Locate each line with the string "this" in the listing below and copy it.

- **Records for the task**

>>>>

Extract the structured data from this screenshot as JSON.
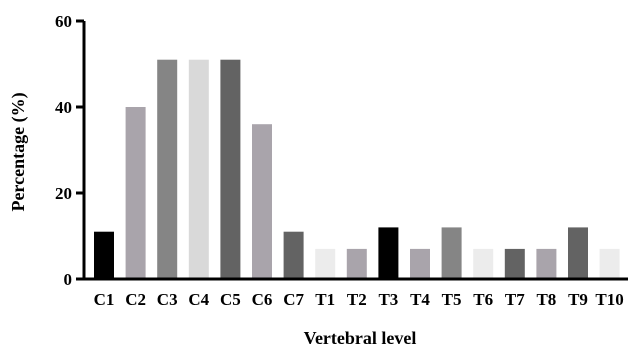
{
  "chart_data": {
    "type": "bar",
    "title": "",
    "xlabel": "Vertebral level",
    "ylabel": "Percentage (%)",
    "ylim": [
      0,
      60
    ],
    "yticks": [
      0,
      20,
      40,
      60
    ],
    "grid": false,
    "categories": [
      "C1",
      "C2",
      "C3",
      "C4",
      "C5",
      "C6",
      "C7",
      "T1",
      "T2",
      "T3",
      "T4",
      "T5",
      "T6",
      "T7",
      "T8",
      "T9",
      "T10"
    ],
    "values": [
      11,
      40,
      51,
      51,
      51,
      36,
      11,
      7,
      7,
      12,
      7,
      12,
      7,
      7,
      7,
      12,
      7
    ],
    "colors": [
      "#000000",
      "#a9a4ab",
      "#858585",
      "#d9d9d9",
      "#636363",
      "#a9a4ab",
      "#636363",
      "#ececec",
      "#a9a4ab",
      "#000000",
      "#a9a4ab",
      "#858585",
      "#ececec",
      "#636363",
      "#a9a4ab",
      "#636363",
      "#ececec"
    ]
  }
}
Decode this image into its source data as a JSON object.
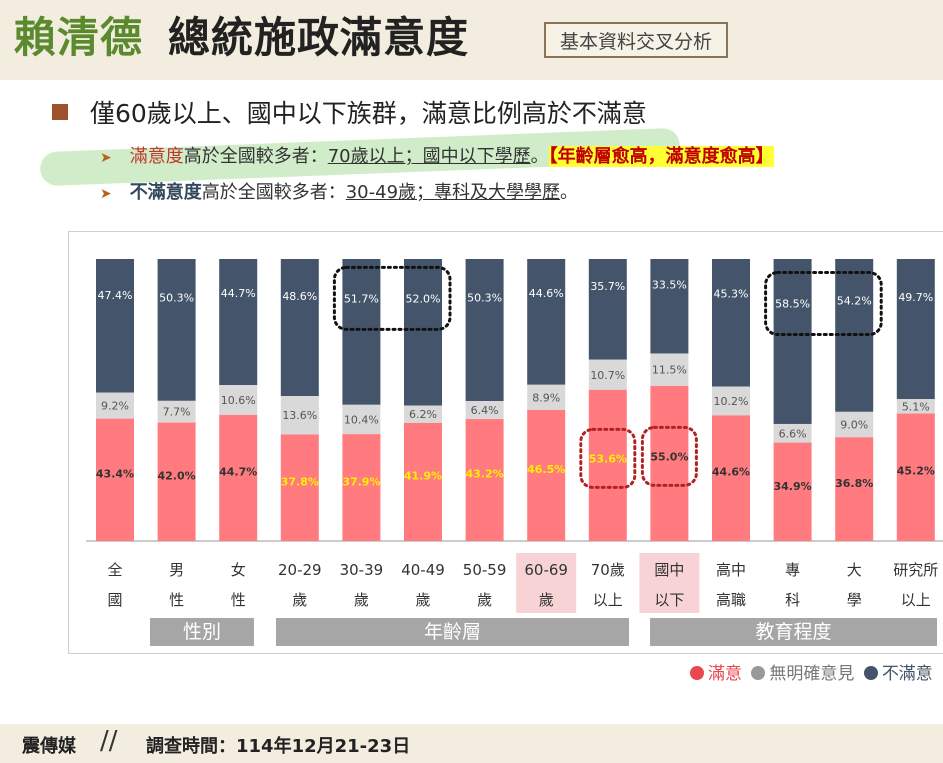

<<<<

- **Correct output**
Extract the structured data from this screenshot as JSON.
Decode this image into its source data as a JSON object.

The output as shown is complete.